Below are some records. Copy every line in them that holds "marker".

▬▬▬▬▬▬▬▬▬▬

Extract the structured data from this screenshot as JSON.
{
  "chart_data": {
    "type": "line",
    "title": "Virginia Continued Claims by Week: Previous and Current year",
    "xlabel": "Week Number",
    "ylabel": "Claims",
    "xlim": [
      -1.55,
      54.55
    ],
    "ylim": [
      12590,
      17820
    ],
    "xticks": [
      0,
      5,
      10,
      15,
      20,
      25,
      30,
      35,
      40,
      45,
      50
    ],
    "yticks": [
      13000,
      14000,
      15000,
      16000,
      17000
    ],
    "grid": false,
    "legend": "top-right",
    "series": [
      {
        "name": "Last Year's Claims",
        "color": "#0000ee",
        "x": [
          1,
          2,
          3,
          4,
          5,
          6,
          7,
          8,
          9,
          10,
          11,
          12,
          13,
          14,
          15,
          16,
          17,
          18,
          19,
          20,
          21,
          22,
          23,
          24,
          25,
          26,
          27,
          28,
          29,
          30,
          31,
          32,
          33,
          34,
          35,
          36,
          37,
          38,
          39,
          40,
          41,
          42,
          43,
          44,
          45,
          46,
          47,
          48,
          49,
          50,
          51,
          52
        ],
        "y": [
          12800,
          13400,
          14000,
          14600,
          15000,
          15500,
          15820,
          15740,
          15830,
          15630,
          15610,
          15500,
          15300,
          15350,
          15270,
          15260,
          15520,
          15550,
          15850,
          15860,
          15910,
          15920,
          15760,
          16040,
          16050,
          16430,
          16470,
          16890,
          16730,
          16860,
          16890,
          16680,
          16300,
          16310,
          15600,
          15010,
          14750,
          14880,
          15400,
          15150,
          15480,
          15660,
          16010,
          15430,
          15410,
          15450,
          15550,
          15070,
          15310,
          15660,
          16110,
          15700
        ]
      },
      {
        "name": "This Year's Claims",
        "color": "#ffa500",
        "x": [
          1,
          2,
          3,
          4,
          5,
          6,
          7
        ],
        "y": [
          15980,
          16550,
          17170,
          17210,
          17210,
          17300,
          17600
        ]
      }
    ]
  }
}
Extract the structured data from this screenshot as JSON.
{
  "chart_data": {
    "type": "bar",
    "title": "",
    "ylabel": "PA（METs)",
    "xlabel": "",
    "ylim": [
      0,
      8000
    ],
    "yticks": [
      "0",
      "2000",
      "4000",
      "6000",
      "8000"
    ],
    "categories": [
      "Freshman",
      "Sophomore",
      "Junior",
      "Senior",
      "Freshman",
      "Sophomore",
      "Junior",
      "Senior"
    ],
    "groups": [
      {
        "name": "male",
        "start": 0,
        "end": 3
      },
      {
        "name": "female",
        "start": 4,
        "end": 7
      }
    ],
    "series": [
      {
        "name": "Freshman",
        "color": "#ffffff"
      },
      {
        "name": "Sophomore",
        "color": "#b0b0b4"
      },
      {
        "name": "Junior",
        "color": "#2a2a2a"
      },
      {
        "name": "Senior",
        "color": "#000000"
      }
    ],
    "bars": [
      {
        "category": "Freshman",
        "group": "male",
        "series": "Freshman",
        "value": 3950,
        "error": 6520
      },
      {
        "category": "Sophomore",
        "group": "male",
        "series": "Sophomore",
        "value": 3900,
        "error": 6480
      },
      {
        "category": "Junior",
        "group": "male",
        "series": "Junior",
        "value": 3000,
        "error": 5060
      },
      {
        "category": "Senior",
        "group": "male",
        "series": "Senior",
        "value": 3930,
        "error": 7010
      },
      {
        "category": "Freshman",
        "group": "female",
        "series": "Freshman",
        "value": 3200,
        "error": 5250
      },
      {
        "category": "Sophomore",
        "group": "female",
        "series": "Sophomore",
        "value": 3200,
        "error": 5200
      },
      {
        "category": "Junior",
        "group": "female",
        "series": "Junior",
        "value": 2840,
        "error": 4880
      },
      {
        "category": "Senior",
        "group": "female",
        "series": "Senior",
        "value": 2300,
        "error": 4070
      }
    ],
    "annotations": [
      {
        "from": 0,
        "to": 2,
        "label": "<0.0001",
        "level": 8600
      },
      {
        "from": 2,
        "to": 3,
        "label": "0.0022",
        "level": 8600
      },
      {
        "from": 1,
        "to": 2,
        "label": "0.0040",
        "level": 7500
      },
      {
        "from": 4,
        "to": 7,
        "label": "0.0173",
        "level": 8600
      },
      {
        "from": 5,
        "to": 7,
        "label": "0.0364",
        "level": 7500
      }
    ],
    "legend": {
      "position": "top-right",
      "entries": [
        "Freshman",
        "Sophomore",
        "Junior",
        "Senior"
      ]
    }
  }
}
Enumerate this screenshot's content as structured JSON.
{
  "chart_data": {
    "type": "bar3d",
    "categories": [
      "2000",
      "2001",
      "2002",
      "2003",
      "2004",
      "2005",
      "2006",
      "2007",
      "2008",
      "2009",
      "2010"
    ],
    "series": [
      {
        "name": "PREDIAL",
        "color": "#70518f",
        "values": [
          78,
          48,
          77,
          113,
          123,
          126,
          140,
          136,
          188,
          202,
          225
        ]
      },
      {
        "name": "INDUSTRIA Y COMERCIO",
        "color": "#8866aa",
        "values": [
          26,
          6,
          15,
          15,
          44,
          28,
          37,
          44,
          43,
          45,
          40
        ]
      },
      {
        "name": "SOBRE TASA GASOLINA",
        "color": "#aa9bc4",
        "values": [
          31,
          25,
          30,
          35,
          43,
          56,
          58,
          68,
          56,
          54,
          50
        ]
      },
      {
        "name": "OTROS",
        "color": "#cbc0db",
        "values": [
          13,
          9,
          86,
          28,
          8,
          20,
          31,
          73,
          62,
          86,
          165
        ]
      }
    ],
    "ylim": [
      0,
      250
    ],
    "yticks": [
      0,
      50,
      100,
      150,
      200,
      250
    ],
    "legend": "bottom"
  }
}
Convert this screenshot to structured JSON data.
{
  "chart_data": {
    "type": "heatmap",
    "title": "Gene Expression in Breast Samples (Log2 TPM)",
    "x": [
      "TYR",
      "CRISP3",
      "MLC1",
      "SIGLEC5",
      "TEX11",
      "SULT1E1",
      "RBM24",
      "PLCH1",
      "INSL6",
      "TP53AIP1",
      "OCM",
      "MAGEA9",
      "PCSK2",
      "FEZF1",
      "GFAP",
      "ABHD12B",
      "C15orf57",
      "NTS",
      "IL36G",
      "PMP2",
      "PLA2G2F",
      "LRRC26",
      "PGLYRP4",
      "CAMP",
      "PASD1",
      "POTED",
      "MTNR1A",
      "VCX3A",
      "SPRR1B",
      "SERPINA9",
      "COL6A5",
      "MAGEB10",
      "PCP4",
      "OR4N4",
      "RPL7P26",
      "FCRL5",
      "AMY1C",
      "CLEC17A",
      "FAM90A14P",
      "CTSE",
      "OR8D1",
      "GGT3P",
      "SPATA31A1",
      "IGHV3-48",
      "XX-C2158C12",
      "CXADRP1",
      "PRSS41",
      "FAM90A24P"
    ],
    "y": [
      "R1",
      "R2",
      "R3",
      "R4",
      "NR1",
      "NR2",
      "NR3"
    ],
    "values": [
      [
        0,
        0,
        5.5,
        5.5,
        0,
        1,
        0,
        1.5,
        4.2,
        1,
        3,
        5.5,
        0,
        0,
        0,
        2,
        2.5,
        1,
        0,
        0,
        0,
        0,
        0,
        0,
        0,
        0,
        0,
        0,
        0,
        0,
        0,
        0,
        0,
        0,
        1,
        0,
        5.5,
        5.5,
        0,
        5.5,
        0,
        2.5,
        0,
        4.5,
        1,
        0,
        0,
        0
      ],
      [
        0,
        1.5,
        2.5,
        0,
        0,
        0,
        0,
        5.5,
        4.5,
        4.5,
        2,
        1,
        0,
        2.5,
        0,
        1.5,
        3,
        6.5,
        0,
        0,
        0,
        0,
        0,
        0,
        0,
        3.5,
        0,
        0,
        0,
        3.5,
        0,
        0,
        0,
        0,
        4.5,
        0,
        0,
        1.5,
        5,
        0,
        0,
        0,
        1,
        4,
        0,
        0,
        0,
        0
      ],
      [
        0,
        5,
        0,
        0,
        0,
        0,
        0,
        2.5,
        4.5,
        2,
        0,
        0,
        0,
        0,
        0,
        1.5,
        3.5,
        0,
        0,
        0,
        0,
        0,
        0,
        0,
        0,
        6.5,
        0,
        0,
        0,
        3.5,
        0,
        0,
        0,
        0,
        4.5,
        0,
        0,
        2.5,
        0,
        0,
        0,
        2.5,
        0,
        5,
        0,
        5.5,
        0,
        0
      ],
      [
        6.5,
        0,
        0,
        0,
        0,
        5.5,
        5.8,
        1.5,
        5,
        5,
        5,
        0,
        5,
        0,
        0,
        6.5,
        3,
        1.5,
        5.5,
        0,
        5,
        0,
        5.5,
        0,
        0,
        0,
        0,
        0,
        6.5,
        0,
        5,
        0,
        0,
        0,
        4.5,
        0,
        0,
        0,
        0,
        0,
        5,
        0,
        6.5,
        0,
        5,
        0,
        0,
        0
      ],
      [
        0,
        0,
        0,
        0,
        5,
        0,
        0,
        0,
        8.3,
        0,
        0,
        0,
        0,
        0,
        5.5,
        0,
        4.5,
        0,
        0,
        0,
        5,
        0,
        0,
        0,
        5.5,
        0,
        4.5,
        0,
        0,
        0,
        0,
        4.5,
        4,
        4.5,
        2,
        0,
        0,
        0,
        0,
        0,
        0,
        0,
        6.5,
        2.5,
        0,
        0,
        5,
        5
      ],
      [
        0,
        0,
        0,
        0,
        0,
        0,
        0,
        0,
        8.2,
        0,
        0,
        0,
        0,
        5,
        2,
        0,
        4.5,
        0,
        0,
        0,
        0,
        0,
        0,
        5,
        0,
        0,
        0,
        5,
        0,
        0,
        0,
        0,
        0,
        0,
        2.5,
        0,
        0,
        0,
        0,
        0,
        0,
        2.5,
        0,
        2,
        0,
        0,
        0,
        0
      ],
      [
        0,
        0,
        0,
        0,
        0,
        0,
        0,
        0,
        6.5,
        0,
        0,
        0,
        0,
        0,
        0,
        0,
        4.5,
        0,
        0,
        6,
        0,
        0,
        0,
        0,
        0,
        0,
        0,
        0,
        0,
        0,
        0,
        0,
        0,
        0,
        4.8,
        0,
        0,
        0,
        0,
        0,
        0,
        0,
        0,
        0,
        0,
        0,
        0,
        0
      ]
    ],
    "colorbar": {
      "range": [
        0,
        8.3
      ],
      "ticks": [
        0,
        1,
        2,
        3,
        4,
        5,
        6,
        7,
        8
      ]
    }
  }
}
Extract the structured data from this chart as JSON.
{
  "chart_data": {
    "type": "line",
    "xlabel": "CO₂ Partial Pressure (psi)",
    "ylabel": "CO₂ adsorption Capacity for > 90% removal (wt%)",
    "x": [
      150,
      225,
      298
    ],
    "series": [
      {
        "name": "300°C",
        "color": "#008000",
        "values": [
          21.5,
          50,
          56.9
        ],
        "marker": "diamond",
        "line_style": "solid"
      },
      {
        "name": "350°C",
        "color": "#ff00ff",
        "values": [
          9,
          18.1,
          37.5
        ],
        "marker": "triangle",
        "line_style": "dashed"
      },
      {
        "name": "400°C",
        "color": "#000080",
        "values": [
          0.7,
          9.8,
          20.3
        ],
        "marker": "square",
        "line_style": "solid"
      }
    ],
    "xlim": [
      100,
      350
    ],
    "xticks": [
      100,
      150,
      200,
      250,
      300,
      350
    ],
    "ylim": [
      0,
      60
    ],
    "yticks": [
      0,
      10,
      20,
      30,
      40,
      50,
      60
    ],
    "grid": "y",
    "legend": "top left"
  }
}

▬▬▬▬▬▬▬▬▬▬

(ANSWER TO THE TASK)
        "marker": "diamond",
        "marker": "triangle",
        "marker": "square",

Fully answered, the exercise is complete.